Extract each line of the records below that contains the word "Team".

Collected data
■ ■ ■ ■ ■ ■ ■

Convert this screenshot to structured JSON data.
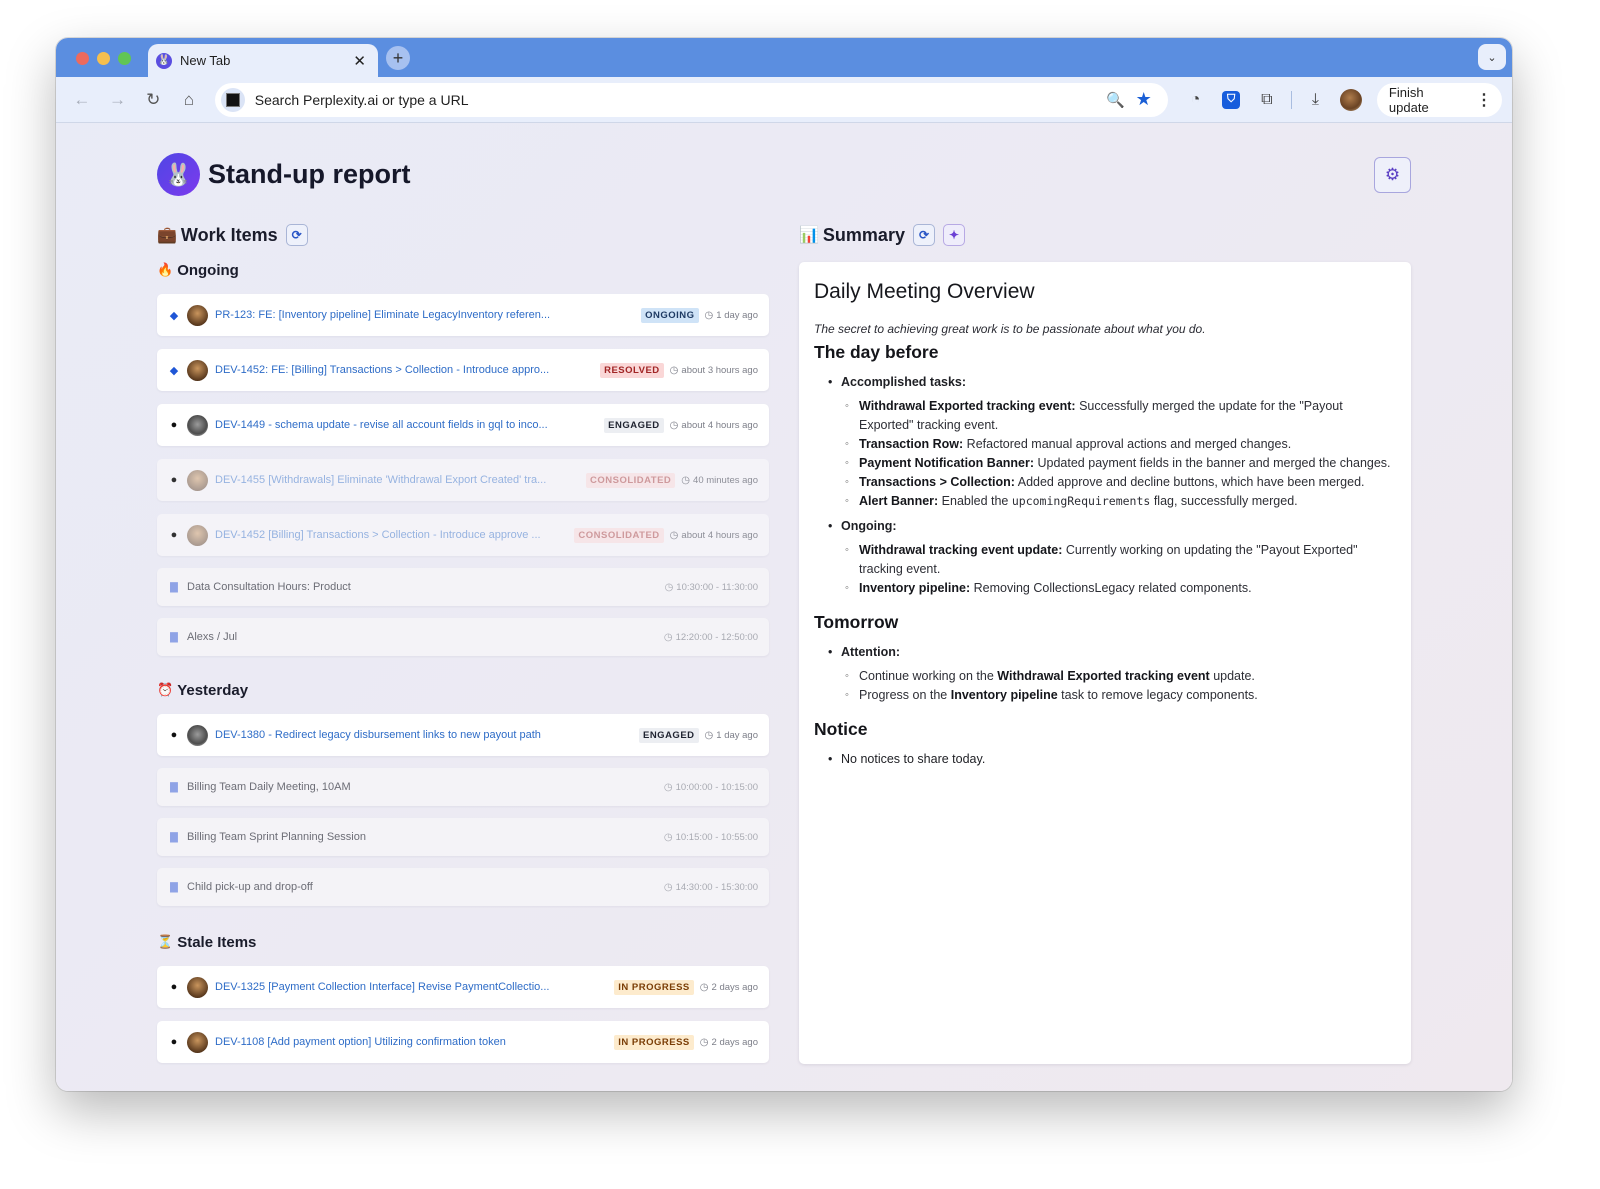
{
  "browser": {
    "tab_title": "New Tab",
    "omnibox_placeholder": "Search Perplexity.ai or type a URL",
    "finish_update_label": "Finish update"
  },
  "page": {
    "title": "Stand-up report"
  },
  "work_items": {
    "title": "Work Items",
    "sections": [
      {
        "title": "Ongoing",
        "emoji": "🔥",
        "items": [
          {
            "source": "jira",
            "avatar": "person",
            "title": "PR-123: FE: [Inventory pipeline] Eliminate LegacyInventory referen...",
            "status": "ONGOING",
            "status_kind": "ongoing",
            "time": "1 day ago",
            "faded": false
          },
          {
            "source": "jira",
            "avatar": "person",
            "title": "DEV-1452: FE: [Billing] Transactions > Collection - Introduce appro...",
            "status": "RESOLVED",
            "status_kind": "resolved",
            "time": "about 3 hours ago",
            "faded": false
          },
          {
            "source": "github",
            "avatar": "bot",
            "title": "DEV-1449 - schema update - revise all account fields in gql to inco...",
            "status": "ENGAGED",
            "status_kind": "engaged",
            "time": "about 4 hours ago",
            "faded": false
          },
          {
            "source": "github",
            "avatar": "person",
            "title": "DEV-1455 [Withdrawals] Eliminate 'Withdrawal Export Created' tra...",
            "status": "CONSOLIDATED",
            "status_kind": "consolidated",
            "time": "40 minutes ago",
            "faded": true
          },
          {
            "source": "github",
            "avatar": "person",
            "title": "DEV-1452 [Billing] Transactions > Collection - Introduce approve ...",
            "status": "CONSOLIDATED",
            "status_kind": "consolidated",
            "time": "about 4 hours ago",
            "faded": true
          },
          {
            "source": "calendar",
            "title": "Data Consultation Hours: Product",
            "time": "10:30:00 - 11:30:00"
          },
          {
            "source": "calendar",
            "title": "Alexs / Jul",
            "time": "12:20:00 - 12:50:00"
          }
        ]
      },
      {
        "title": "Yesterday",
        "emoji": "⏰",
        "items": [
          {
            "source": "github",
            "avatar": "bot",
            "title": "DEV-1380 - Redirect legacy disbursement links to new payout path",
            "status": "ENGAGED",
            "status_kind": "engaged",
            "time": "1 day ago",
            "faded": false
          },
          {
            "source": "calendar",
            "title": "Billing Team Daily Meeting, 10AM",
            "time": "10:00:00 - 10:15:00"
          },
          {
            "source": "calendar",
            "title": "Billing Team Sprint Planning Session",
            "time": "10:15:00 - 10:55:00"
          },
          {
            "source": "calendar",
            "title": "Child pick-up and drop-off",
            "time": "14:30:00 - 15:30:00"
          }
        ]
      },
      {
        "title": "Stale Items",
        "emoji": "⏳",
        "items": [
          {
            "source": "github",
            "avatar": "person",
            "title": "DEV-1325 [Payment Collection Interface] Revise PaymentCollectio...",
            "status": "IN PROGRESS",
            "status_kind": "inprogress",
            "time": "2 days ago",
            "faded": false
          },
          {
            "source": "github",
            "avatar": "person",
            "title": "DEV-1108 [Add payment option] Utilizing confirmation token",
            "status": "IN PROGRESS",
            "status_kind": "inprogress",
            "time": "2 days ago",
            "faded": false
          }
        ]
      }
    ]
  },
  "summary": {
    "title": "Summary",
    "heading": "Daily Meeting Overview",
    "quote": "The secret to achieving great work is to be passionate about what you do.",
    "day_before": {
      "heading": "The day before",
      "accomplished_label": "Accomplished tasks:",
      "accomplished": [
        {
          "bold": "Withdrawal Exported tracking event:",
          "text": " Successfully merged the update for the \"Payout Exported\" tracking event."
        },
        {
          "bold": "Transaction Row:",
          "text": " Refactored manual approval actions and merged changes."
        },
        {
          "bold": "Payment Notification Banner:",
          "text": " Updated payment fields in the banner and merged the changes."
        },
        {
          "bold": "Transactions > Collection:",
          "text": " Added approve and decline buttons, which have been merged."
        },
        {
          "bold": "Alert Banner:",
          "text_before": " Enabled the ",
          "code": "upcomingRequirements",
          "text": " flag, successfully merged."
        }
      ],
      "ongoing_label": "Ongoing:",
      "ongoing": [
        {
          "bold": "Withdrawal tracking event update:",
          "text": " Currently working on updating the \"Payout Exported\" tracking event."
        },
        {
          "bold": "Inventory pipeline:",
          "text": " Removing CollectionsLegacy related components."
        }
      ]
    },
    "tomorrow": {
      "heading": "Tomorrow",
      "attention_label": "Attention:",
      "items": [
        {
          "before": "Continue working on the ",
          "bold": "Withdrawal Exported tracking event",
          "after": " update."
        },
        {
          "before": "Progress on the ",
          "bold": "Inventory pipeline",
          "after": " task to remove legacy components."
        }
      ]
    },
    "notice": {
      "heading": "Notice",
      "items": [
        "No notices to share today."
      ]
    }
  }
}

■ ■ ■ ■ ■ ■ ■

_Answer to the exercise:_
            "title": "Billing Team Daily Meeting, 10AM",
            "title": "Billing Team Sprint Planning Session",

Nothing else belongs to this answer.